• **YOUR INSTRUCTIONS**: Copy out the records in full, word for word, without pictures.

• **RAW DATA**:
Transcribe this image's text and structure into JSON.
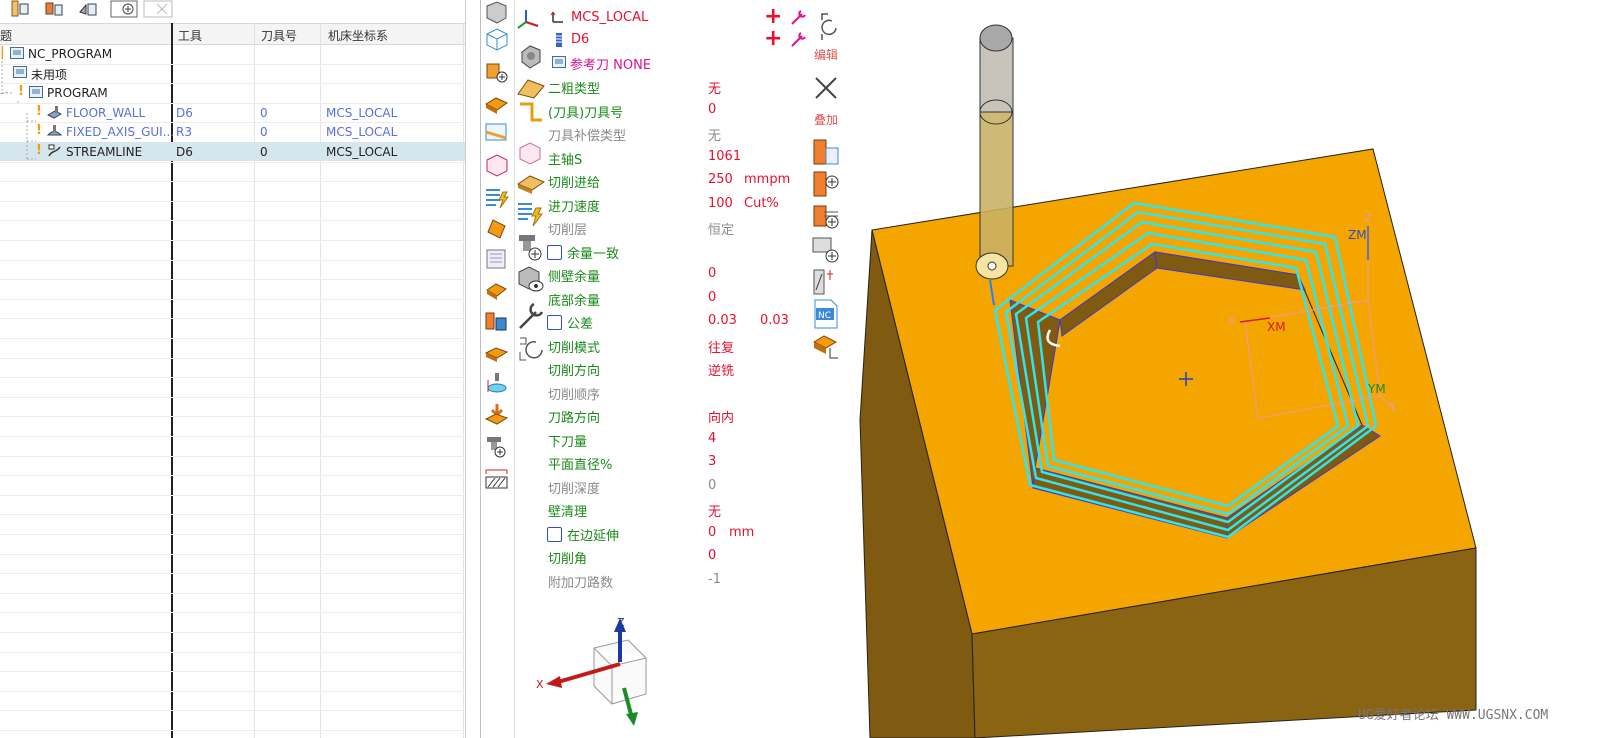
{
  "navigator": {
    "columns": [
      "工具",
      "刀具号",
      "机床坐标系"
    ],
    "first_column_partial": "题",
    "rows": [
      {
        "name": "NC_PROGRAM",
        "tool": "",
        "tool_no": "",
        "mcs": ""
      },
      {
        "name": "未用项",
        "tool": "",
        "tool_no": "",
        "mcs": ""
      },
      {
        "name": "PROGRAM",
        "tool": "",
        "tool_no": "",
        "mcs": ""
      },
      {
        "name": "FLOOR_WALL",
        "tool": "D6",
        "tool_no": "0",
        "mcs": "MCS_LOCAL"
      },
      {
        "name": "FIXED_AXIS_GUI...",
        "tool": "R3",
        "tool_no": "0",
        "mcs": "MCS_LOCAL"
      },
      {
        "name": "STREAMLINE",
        "tool": "D6",
        "tool_no": "0",
        "mcs": "MCS_LOCAL"
      }
    ]
  },
  "panel": {
    "mcs": "MCS_LOCAL",
    "tool": "D6",
    "ref_tool": "参考刀 NONE",
    "edit_label": "编辑",
    "stack_label": "叠加",
    "params": [
      {
        "label": "二粗类型",
        "value": "无",
        "unit": "",
        "value2": "",
        "color": "green",
        "vcolor": "red",
        "checkbox": false
      },
      {
        "label": "(刀具)刀具号",
        "value": "0",
        "unit": "",
        "value2": "",
        "color": "green",
        "vcolor": "red",
        "checkbox": false
      },
      {
        "label": "刀具补偿类型",
        "value": "无",
        "unit": "",
        "value2": "",
        "color": "gray",
        "vcolor": "gray",
        "checkbox": false
      },
      {
        "label": "主轴S",
        "value": "1061",
        "unit": "",
        "value2": "",
        "color": "green",
        "vcolor": "red",
        "checkbox": false
      },
      {
        "label": "切削进给",
        "value": "250",
        "unit": "mmpm",
        "value2": "",
        "color": "green",
        "vcolor": "red",
        "checkbox": false
      },
      {
        "label": "进刀速度",
        "value": "100",
        "unit": "Cut%",
        "value2": "",
        "color": "green",
        "vcolor": "red",
        "checkbox": false
      },
      {
        "label": "切削层",
        "value": "恒定",
        "unit": "",
        "value2": "",
        "color": "gray",
        "vcolor": "gray",
        "checkbox": false
      },
      {
        "label": "余量一致",
        "value": "",
        "unit": "",
        "value2": "",
        "color": "green",
        "vcolor": "red",
        "checkbox": true
      },
      {
        "label": "侧壁余量",
        "value": "0",
        "unit": "",
        "value2": "",
        "color": "green",
        "vcolor": "red",
        "checkbox": false
      },
      {
        "label": "底部余量",
        "value": "0",
        "unit": "",
        "value2": "",
        "color": "green",
        "vcolor": "red",
        "checkbox": false
      },
      {
        "label": "公差",
        "value": "0.03",
        "unit": "",
        "value2": "0.03",
        "color": "green",
        "vcolor": "red",
        "checkbox": true
      },
      {
        "label": "切削模式",
        "value": "往复",
        "unit": "",
        "value2": "",
        "color": "green",
        "vcolor": "red",
        "checkbox": false
      },
      {
        "label": "切削方向",
        "value": "逆铣",
        "unit": "",
        "value2": "",
        "color": "green",
        "vcolor": "red",
        "checkbox": false
      },
      {
        "label": "切削顺序",
        "value": "",
        "unit": "",
        "value2": "",
        "color": "gray",
        "vcolor": "gray",
        "checkbox": false
      },
      {
        "label": "刀路方向",
        "value": "向内",
        "unit": "",
        "value2": "",
        "color": "green",
        "vcolor": "red",
        "checkbox": false
      },
      {
        "label": "下刀量",
        "value": "4",
        "unit": "",
        "value2": "",
        "color": "green",
        "vcolor": "red",
        "checkbox": false
      },
      {
        "label": "平面直径%",
        "value": "3",
        "unit": "",
        "value2": "",
        "color": "green",
        "vcolor": "red",
        "checkbox": false
      },
      {
        "label": "切削深度",
        "value": "0",
        "unit": "",
        "value2": "",
        "color": "gray",
        "vcolor": "gray",
        "checkbox": false
      },
      {
        "label": "壁清理",
        "value": "无",
        "unit": "",
        "value2": "",
        "color": "green",
        "vcolor": "red",
        "checkbox": false
      },
      {
        "label": "在边延伸",
        "value": "0",
        "unit": "mm",
        "value2": "",
        "color": "green",
        "vcolor": "red",
        "checkbox": true
      },
      {
        "label": "切削角",
        "value": "0",
        "unit": "",
        "value2": "",
        "color": "green",
        "vcolor": "red",
        "checkbox": false
      },
      {
        "label": "附加刀路数",
        "value": "-1",
        "unit": "",
        "value2": "",
        "color": "gray",
        "vcolor": "gray",
        "checkbox": false
      }
    ]
  },
  "triad": {
    "x": "X",
    "z": "Z"
  },
  "viewport": {
    "zm": "ZM",
    "xm": "XM",
    "ym": "YM",
    "x": "X",
    "y": "Y",
    "z": "Z",
    "watermark": "UG爱好者论坛 WWW.UGSNX.COM"
  },
  "colors": {
    "block_top": "#F5A500",
    "block_side": "#7F5A10",
    "toolpath": "#2EE6F0",
    "label_green": "#1A8A1A",
    "value_red": "#E8102E"
  }
}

• **SOLUTION BELOW**:
Transcribe this image's text and structure into JSON.
{
  "navigator": {
    "columns": [
      "工具",
      "刀具号",
      "机床坐标系"
    ],
    "first_column_partial": "题",
    "rows": [
      {
        "name": "NC_PROGRAM",
        "tool": "",
        "tool_no": "",
        "mcs": ""
      },
      {
        "name": "未用项",
        "tool": "",
        "tool_no": "",
        "mcs": ""
      },
      {
        "name": "PROGRAM",
        "tool": "",
        "tool_no": "",
        "mcs": ""
      },
      {
        "name": "FLOOR_WALL",
        "tool": "D6",
        "tool_no": "0",
        "mcs": "MCS_LOCAL"
      },
      {
        "name": "FIXED_AXIS_GUI...",
        "tool": "R3",
        "tool_no": "0",
        "mcs": "MCS_LOCAL"
      },
      {
        "name": "STREAMLINE",
        "tool": "D6",
        "tool_no": "0",
        "mcs": "MCS_LOCAL"
      }
    ]
  },
  "panel": {
    "mcs": "MCS_LOCAL",
    "tool": "D6",
    "ref_tool": "参考刀 NONE",
    "edit_label": "编辑",
    "stack_label": "叠加",
    "params": [
      {
        "label": "二粗类型",
        "value": "无",
        "unit": "",
        "value2": "",
        "color": "green",
        "vcolor": "red",
        "checkbox": false
      },
      {
        "label": "(刀具)刀具号",
        "value": "0",
        "unit": "",
        "value2": "",
        "color": "green",
        "vcolor": "red",
        "checkbox": false
      },
      {
        "label": "刀具补偿类型",
        "value": "无",
        "unit": "",
        "value2": "",
        "color": "gray",
        "vcolor": "gray",
        "checkbox": false
      },
      {
        "label": "主轴S",
        "value": "1061",
        "unit": "",
        "value2": "",
        "color": "green",
        "vcolor": "red",
        "checkbox": false
      },
      {
        "label": "切削进给",
        "value": "250",
        "unit": "mmpm",
        "value2": "",
        "color": "green",
        "vcolor": "red",
        "checkbox": false
      },
      {
        "label": "进刀速度",
        "value": "100",
        "unit": "Cut%",
        "value2": "",
        "color": "green",
        "vcolor": "red",
        "checkbox": false
      },
      {
        "label": "切削层",
        "value": "恒定",
        "unit": "",
        "value2": "",
        "color": "gray",
        "vcolor": "gray",
        "checkbox": false
      },
      {
        "label": "余量一致",
        "value": "",
        "unit": "",
        "value2": "",
        "color": "green",
        "vcolor": "red",
        "checkbox": true
      },
      {
        "label": "侧壁余量",
        "value": "0",
        "unit": "",
        "value2": "",
        "color": "green",
        "vcolor": "red",
        "checkbox": false
      },
      {
        "label": "底部余量",
        "value": "0",
        "unit": "",
        "value2": "",
        "color": "green",
        "vcolor": "red",
        "checkbox": false
      },
      {
        "label": "公差",
        "value": "0.03",
        "unit": "",
        "value2": "0.03",
        "color": "green",
        "vcolor": "red",
        "checkbox": true
      },
      {
        "label": "切削模式",
        "value": "往复",
        "unit": "",
        "value2": "",
        "color": "green",
        "vcolor": "red",
        "checkbox": false
      },
      {
        "label": "切削方向",
        "value": "逆铣",
        "unit": "",
        "value2": "",
        "color": "green",
        "vcolor": "red",
        "checkbox": false
      },
      {
        "label": "切削顺序",
        "value": "",
        "unit": "",
        "value2": "",
        "color": "gray",
        "vcolor": "gray",
        "checkbox": false
      },
      {
        "label": "刀路方向",
        "value": "向内",
        "unit": "",
        "value2": "",
        "color": "green",
        "vcolor": "red",
        "checkbox": false
      },
      {
        "label": "下刀量",
        "value": "4",
        "unit": "",
        "value2": "",
        "color": "green",
        "vcolor": "red",
        "checkbox": false
      },
      {
        "label": "平面直径%",
        "value": "3",
        "unit": "",
        "value2": "",
        "color": "green",
        "vcolor": "red",
        "checkbox": false
      },
      {
        "label": "切削深度",
        "value": "0",
        "unit": "",
        "value2": "",
        "color": "gray",
        "vcolor": "gray",
        "checkbox": false
      },
      {
        "label": "壁清理",
        "value": "无",
        "unit": "",
        "value2": "",
        "color": "green",
        "vcolor": "red",
        "checkbox": false
      },
      {
        "label": "在边延伸",
        "value": "0",
        "unit": "mm",
        "value2": "",
        "color": "green",
        "vcolor": "red",
        "checkbox": true
      },
      {
        "label": "切削角",
        "value": "0",
        "unit": "",
        "value2": "",
        "color": "green",
        "vcolor": "red",
        "checkbox": false
      },
      {
        "label": "附加刀路数",
        "value": "-1",
        "unit": "",
        "value2": "",
        "color": "gray",
        "vcolor": "gray",
        "checkbox": false
      }
    ]
  },
  "triad": {
    "x": "X",
    "z": "Z"
  },
  "viewport": {
    "zm": "ZM",
    "xm": "XM",
    "ym": "YM",
    "x": "X",
    "y": "Y",
    "z": "Z",
    "watermark": "UG爱好者论坛 WWW.UGSNX.COM"
  },
  "colors": {
    "block_top": "#F5A500",
    "block_side": "#7F5A10",
    "toolpath": "#2EE6F0",
    "label_green": "#1A8A1A",
    "value_red": "#E8102E"
  }
}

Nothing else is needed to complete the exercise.